— begin Given records —
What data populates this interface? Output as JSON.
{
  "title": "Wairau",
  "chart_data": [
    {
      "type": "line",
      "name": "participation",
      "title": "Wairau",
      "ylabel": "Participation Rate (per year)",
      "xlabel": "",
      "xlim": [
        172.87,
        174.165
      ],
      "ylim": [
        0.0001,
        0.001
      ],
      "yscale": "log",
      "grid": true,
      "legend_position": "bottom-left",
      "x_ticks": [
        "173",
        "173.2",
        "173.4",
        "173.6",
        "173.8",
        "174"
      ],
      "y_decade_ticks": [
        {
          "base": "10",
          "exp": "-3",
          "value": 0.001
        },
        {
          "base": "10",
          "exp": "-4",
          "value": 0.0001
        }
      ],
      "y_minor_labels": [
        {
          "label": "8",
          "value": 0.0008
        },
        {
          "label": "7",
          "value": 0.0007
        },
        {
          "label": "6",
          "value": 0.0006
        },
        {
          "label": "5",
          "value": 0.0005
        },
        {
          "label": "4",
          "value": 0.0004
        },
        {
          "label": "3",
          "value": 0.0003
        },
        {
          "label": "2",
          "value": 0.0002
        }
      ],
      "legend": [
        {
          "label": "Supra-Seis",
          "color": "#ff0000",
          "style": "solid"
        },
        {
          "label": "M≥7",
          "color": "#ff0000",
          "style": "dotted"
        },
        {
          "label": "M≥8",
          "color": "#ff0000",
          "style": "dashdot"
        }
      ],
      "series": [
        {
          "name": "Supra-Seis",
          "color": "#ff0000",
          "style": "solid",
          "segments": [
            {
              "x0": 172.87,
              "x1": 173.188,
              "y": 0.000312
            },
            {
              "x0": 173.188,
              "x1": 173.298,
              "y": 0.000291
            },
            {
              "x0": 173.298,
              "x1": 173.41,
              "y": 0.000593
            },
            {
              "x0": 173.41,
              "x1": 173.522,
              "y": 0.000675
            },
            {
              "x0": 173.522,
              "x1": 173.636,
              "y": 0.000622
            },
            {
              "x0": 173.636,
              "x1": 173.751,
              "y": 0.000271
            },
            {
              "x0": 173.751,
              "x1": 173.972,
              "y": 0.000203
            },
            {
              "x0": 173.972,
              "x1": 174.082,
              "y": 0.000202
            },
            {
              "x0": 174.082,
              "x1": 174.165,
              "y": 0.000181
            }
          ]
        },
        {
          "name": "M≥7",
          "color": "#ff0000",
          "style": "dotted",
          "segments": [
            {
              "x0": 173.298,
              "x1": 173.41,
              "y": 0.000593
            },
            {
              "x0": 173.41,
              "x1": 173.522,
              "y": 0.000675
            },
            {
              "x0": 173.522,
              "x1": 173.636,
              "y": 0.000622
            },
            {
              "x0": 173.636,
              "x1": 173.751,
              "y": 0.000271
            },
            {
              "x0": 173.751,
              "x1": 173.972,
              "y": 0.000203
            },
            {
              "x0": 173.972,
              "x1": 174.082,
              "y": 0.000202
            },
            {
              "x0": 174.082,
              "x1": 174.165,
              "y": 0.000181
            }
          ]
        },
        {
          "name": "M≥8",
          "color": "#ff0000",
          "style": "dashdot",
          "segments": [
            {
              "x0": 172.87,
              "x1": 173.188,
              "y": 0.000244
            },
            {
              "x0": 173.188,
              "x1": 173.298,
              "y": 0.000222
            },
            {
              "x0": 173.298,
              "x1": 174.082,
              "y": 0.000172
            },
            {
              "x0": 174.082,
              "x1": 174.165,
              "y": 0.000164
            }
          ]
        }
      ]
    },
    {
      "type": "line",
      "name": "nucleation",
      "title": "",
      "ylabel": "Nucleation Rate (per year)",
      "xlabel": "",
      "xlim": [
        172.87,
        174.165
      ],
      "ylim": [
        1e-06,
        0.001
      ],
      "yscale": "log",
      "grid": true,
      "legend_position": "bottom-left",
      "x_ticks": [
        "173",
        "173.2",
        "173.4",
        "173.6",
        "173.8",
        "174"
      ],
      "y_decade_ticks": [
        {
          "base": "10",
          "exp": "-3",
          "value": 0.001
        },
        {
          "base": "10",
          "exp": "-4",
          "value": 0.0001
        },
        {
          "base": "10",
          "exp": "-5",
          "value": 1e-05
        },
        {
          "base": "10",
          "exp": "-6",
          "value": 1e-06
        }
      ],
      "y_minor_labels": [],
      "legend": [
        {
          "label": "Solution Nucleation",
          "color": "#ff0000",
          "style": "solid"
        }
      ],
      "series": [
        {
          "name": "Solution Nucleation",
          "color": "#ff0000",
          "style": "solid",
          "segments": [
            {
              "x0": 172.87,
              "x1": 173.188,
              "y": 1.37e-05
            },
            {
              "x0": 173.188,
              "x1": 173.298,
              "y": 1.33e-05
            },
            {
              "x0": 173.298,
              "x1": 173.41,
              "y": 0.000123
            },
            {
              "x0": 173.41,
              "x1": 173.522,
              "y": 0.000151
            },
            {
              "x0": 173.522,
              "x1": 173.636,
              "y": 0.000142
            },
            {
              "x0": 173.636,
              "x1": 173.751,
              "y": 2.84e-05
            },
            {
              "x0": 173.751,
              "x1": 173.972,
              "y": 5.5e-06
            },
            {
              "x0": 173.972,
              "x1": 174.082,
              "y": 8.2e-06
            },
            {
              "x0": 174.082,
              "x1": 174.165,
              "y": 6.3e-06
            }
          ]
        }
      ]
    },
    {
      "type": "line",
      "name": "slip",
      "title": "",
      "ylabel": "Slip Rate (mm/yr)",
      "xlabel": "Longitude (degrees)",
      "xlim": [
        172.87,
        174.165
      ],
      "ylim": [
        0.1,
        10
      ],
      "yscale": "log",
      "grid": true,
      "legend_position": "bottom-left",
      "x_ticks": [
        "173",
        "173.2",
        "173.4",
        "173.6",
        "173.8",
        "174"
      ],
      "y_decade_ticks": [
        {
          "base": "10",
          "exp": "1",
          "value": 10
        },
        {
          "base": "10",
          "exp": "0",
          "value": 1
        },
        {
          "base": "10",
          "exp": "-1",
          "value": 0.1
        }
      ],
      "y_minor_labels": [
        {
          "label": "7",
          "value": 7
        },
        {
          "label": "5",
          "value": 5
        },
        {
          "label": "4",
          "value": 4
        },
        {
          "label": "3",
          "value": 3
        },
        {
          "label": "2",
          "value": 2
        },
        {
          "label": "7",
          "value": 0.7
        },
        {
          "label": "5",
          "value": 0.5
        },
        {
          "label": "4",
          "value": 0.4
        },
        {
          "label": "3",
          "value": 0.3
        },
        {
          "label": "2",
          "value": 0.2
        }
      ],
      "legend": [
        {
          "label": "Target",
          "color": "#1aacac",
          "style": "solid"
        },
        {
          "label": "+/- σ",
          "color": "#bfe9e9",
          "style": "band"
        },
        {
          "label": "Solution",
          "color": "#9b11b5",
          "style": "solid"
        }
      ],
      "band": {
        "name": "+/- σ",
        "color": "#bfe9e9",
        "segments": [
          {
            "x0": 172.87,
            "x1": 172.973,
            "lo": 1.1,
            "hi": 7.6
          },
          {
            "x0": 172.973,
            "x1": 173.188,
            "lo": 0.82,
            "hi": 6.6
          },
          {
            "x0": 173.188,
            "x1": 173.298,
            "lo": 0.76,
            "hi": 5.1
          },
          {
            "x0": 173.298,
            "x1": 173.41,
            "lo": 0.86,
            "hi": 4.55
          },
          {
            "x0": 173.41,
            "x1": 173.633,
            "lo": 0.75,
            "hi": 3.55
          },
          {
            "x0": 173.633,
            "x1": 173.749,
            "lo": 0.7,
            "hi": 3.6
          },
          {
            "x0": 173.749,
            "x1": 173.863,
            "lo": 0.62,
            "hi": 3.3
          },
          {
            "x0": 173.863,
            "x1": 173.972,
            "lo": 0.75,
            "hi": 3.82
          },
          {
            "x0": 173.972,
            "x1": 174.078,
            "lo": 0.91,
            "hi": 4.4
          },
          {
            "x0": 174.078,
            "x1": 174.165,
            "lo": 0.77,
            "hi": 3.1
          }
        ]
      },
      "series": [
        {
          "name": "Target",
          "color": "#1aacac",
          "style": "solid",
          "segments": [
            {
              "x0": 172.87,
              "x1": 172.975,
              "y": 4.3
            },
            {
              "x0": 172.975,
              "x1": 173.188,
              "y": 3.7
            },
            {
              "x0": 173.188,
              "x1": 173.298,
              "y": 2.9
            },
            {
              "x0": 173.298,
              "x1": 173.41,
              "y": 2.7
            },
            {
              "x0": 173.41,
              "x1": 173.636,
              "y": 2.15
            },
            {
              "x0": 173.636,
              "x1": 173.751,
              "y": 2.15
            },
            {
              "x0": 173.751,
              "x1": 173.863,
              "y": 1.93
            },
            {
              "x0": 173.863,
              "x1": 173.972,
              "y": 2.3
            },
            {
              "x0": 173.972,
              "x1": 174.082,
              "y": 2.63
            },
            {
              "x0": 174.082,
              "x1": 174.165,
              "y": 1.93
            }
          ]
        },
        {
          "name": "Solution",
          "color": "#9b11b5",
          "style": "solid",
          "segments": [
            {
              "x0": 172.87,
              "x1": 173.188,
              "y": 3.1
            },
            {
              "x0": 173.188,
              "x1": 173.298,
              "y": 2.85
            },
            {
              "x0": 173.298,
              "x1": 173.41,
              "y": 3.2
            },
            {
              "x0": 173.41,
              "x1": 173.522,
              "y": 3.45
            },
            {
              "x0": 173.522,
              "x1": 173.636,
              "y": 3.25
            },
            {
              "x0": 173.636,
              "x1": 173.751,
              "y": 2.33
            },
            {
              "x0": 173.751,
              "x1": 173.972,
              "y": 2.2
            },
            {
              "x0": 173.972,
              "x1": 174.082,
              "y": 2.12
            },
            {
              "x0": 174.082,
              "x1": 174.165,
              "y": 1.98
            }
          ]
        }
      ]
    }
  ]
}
— end Given records —
Where does the word "Solution" appear? Return each line that holds it.

▸ **Correct result**
          "label": "Solution Nucleation",
          "name": "Solution Nucleation",
          "label": "Solution",
          "name": "Solution",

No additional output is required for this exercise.